Write out each line beneath this one exactly as it reads.
****
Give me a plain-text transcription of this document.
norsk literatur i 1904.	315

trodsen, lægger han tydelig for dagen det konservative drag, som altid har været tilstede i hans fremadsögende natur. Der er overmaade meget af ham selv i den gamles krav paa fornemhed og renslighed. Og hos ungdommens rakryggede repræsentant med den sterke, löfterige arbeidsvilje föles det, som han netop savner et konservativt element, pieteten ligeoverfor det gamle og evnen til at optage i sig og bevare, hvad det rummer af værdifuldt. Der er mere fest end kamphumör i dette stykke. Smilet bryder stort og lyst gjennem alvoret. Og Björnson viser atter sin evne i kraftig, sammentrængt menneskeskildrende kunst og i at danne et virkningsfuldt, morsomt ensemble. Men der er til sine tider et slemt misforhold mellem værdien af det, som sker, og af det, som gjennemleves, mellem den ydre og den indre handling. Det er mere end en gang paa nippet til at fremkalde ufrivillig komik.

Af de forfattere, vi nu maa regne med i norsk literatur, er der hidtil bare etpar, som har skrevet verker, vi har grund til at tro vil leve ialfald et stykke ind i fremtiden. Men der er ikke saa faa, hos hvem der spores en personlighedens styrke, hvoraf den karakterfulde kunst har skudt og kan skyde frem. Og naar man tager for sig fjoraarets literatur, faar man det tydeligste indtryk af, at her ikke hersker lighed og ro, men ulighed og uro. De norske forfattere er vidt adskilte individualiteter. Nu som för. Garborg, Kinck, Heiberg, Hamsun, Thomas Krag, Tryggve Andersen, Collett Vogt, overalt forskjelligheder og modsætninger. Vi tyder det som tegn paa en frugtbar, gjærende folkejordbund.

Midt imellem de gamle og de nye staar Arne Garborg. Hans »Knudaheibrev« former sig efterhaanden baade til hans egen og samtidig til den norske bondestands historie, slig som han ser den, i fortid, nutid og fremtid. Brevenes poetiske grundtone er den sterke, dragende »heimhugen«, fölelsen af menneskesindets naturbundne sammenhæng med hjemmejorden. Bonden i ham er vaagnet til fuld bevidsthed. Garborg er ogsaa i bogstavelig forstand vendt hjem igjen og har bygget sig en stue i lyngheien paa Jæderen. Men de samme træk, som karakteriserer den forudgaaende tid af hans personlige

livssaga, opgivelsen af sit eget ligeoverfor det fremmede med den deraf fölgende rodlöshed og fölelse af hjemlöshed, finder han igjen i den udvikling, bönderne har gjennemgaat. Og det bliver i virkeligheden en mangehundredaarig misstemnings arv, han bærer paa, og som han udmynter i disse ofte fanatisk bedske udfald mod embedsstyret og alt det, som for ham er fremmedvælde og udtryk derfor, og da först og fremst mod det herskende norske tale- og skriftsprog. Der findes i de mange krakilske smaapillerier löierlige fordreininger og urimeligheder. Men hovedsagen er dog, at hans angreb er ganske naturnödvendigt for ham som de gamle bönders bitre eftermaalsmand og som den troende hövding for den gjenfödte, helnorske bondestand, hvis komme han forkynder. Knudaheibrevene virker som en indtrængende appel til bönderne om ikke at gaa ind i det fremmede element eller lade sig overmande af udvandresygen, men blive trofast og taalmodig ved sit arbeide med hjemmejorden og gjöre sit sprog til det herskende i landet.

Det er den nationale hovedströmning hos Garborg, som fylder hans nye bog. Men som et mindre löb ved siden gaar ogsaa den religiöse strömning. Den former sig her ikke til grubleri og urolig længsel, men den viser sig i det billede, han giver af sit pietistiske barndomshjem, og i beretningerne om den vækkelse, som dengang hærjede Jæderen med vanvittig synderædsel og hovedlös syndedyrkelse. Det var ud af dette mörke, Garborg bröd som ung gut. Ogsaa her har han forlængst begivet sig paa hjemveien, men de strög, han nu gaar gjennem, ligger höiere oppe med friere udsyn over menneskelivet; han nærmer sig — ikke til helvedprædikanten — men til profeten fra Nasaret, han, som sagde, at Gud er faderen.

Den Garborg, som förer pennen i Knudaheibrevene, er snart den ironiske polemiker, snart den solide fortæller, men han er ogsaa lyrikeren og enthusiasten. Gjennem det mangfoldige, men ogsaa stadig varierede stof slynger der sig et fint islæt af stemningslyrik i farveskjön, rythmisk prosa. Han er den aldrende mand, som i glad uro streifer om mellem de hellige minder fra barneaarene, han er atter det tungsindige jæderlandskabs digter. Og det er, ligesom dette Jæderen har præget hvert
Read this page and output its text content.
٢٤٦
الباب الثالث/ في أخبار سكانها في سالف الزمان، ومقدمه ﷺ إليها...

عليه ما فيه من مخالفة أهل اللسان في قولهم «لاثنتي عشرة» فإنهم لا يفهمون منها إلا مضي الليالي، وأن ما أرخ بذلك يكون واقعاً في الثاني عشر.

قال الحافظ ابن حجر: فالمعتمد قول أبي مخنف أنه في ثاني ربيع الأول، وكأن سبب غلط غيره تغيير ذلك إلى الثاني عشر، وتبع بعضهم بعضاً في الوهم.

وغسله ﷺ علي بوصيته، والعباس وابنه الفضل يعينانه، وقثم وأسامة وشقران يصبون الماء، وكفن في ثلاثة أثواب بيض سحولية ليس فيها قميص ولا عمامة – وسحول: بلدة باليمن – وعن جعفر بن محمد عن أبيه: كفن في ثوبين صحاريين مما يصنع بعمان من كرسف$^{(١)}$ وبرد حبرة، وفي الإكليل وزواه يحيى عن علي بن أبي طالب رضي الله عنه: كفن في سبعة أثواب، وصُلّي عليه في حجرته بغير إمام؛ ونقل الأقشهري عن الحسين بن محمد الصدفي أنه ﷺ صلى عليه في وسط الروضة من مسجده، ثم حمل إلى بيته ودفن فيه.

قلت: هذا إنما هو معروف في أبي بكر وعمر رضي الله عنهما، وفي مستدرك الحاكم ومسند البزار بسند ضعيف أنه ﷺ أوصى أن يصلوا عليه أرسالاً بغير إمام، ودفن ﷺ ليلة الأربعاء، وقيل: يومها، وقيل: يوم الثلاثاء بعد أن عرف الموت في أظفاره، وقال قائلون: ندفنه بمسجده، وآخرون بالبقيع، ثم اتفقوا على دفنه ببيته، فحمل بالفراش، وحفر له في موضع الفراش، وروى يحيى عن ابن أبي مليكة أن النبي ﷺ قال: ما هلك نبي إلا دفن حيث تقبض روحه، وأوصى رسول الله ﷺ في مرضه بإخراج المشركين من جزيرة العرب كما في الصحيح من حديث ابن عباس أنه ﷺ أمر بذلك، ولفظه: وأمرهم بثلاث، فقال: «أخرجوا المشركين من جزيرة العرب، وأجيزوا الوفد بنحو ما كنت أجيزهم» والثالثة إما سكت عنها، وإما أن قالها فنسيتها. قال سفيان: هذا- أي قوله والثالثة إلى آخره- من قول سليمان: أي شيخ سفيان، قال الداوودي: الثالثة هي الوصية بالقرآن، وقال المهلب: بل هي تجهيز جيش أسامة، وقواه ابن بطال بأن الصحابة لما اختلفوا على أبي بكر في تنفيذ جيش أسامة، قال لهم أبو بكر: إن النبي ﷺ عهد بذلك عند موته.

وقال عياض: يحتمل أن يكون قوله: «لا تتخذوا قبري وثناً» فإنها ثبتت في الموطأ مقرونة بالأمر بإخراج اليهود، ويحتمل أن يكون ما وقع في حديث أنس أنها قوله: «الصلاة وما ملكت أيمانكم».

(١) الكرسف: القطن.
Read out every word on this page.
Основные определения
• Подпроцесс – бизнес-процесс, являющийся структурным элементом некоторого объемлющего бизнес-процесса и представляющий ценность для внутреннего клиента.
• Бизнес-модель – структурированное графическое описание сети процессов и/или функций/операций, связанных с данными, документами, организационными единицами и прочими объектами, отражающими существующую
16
****
» **SOLUTION TO THIS TASK**
Give me a plain-text transcription of this document.
norsk literatur i 1904.	315

trodsen, lægger han tydelig for dagen det konservative drag, som altid har været tilstede i hans fremadsögende natur. Der er overmaade meget af ham selv i den gamles krav paa fornemhed og renslighed. Og hos ungdommens rakryggede repræsentant med den sterke, löfterige arbeidsvilje föles det, som han netop savner et konservativt element, pieteten ligeoverfor det gamle og evnen til at optage i sig og bevare, hvad det rummer af værdifuldt. Der er mere fest end kamphumör i dette stykke. Smilet bryder stort og lyst gjennem alvoret. Og Björnson viser atter sin evne i kraftig, sammentrængt menneskeskildrende kunst og i at danne et virkningsfuldt, morsomt ensemble. Men der er til sine tider et slemt misforhold mellem værdien af det, som sker, og af det, som gjennemleves, mellem den ydre og den indre handling. Det er mere end en gang paa nippet til at fremkalde ufrivillig komik.

Af de forfattere, vi nu maa regne med i norsk literatur, er der hidtil bare etpar, som har skrevet verker, vi har grund til at tro vil leve ialfald et stykke ind i fremtiden. Men der er ikke saa faa, hos hvem der spores en personlighedens styrke, hvoraf den karakterfulde kunst har skudt og kan skyde frem. Og naar man tager for sig fjoraarets literatur, faar man det tydeligste indtryk af, at her ikke hersker lighed og ro, men ulighed og uro. De norske forfattere er vidt adskilte individualiteter. Nu som för. Garborg, Kinck, Heiberg, Hamsun, Thomas Krag, Tryggve Andersen, Collett Vogt, overalt forskjelligheder og modsætninger. Vi tyder det som tegn paa en frugtbar, gjærende folkejordbund.

Midt imellem de gamle og de nye staar Arne Garborg. Hans »Knudaheibrev« former sig efterhaanden baade til hans egen og samtidig til den norske bondestands historie, slig som han ser den, i fortid, nutid og fremtid. Brevenes poetiske grundtone er den sterke, dragende »heimhugen«, fölelsen af menneskesindets naturbundne sammenhæng med hjemmejorden. Bonden i ham er vaagnet til fuld bevidsthed. Garborg er ogsaa i bogstavelig forstand vendt hjem igjen og har bygget sig en stue i lyngheien paa Jæderen. Men de samme træk, som karakteriserer den forudgaaende tid af hans personlige

livssaga, opgivelsen af sit eget ligeoverfor det fremmede med den deraf fölgende rodlöshed og fölelse af hjemlöshed, finder han igjen i den udvikling, bönderne har gjennemgaat. Og det bliver i virkeligheden en mangehundredaarig misstemnings arv, han bærer paa, og som han udmynter i disse ofte fanatisk bedske udfald mod embedsstyret og alt det, som for ham er fremmedvælde og udtryk derfor, og da först og fremst mod det herskende norske tale- og skriftsprog. Der findes i de mange krakilske smaapillerier löierlige fordreininger og urimeligheder. Men hovedsagen er dog, at hans angreb er ganske naturnödvendigt for ham som de gamle bönders bitre eftermaalsmand og som den troende hövding for den gjenfödte, helnorske bondestand, hvis komme han forkynder. Knudaheibrevene virker som en indtrængende appel til bönderne om ikke at gaa ind i det fremmede element eller lade sig overmande af udvandresygen, men blive trofast og taalmodig ved sit arbeide med hjemmejorden og gjöre sit sprog til det herskende i landet.

Det er den nationale hovedströmning hos Garborg, som fylder hans nye bog. Men som et mindre löb ved siden gaar ogsaa den religiöse strömning. Den former sig her ikke til grubleri og urolig længsel, men den viser sig i det billede, han giver af sit pietistiske barndomshjem, og i beretningerne om den vækkelse, som dengang hærjede Jæderen med vanvittig synderædsel og hovedlös syndedyrkelse. Det var ud af dette mörke, Garborg bröd som ung gut. Ogsaa her har han forlængst begivet sig paa hjemveien, men de strög, han nu gaar gjennem, ligger höiere oppe med friere udsyn over menneskelivet; han nærmer sig — ikke til helvedprædikanten — men til profeten fra Nasaret, han, som sagde, at Gud er faderen.

Den Garborg, som förer pennen i Knudaheibrevene, er snart den ironiske polemiker, snart den solide fortæller, men han er ogsaa lyrikeren og enthusiasten. Gjennem det mangfoldige, men ogsaa stadig varierede stof slynger der sig et fint islæt af stemningslyrik i farveskjön, rythmisk prosa. Han er den aldrende mand, som i glad uro streifer om mellem de hellige minder fra barneaarene, han er atter det tungsindige jæderlandskabs digter. Og det er, ligesom dette Jæderen har præget hvert
Read this page and output its text content.
٢٤٦
الباب الثالث/ في أخبار سكانها في سالف الزمان، ومقدمه ﷺ إليها...

عليه ما فيه من مخالفة أهل اللسان في قولهم «لاثنتي عشرة» فإنهم لا يفهمون منها إلا مضي الليالي، وأن ما أرخ بذلك يكون واقعاً في الثاني عشر.

قال الحافظ ابن حجر: فالمعتمد قول أبي مخنف أنه في ثاني ربيع الأول، وكأن سبب غلط غيره تغيير ذلك إلى الثاني عشر، وتبع بعضهم بعضاً في الوهم.

وغسله ﷺ علي بوصيته، والعباس وابنه الفضل يعينانه، وقثم وأسامة وشقران يصبون الماء، وكفن في ثلاثة أثواب بيض سحولية ليس فيها قميص ولا عمامة – وسحول: بلدة باليمن – وعن جعفر بن محمد عن أبيه: كفن في ثوبين صحاريين مما يصنع بعمان من كرسف$^{(١)}$ وبرد حبرة، وفي الإكليل وزواه يحيى عن علي بن أبي طالب رضي الله عنه: كفن في سبعة أثواب، وصُلّي عليه في حجرته بغير إمام؛ ونقل الأقشهري عن الحسين بن محمد الصدفي أنه ﷺ صلى عليه في وسط الروضة من مسجده، ثم حمل إلى بيته ودفن فيه.

قلت: هذا إنما هو معروف في أبي بكر وعمر رضي الله عنهما، وفي مستدرك الحاكم ومسند البزار بسند ضعيف أنه ﷺ أوصى أن يصلوا عليه أرسالاً بغير إمام، ودفن ﷺ ليلة الأربعاء، وقيل: يومها، وقيل: يوم الثلاثاء بعد أن عرف الموت في أظفاره، وقال قائلون: ندفنه بمسجده، وآخرون بالبقيع، ثم اتفقوا على دفنه ببيته، فحمل بالفراش، وحفر له في موضع الفراش، وروى يحيى عن ابن أبي مليكة أن النبي ﷺ قال: ما هلك نبي إلا دفن حيث تقبض روحه، وأوصى رسول الله ﷺ في مرضه بإخراج المشركين من جزيرة العرب كما في الصحيح من حديث ابن عباس أنه ﷺ أمر بذلك، ولفظه: وأمرهم بثلاث، فقال: «أخرجوا المشركين من جزيرة العرب، وأجيزوا الوفد بنحو ما كنت أجيزهم» والثالثة إما سكت عنها، وإما أن قالها فنسيتها. قال سفيان: هذا- أي قوله والثالثة إلى آخره- من قول سليمان: أي شيخ سفيان، قال الداوودي: الثالثة هي الوصية بالقرآن، وقال المهلب: بل هي تجهيز جيش أسامة، وقواه ابن بطال بأن الصحابة لما اختلفوا على أبي بكر في تنفيذ جيش أسامة، قال لهم أبو بكر: إن النبي ﷺ عهد بذلك عند موته.

وقال عياض: يحتمل أن يكون قوله: «لا تتخذوا قبري وثناً» فإنها ثبتت في الموطأ مقرونة بالأمر بإخراج اليهود، ويحتمل أن يكون ما وقع في حديث أنس أنها قوله: «الصلاة وما ملكت أيمانكم».

(١) الكرسف: القطن.
Read out every word on this page.
Основные определения
• Подпроцесс – бизнес-процесс, являющийся структурным элементом некоторого объемлющего бизнес-процесса и представляющий ценность для внутреннего клиента.
• Бизнес-модель – структурированное графическое описание сети процессов и/или функций/операций, связанных с данными, документами, организационными единицами и прочими объектами, отражающими существующую
16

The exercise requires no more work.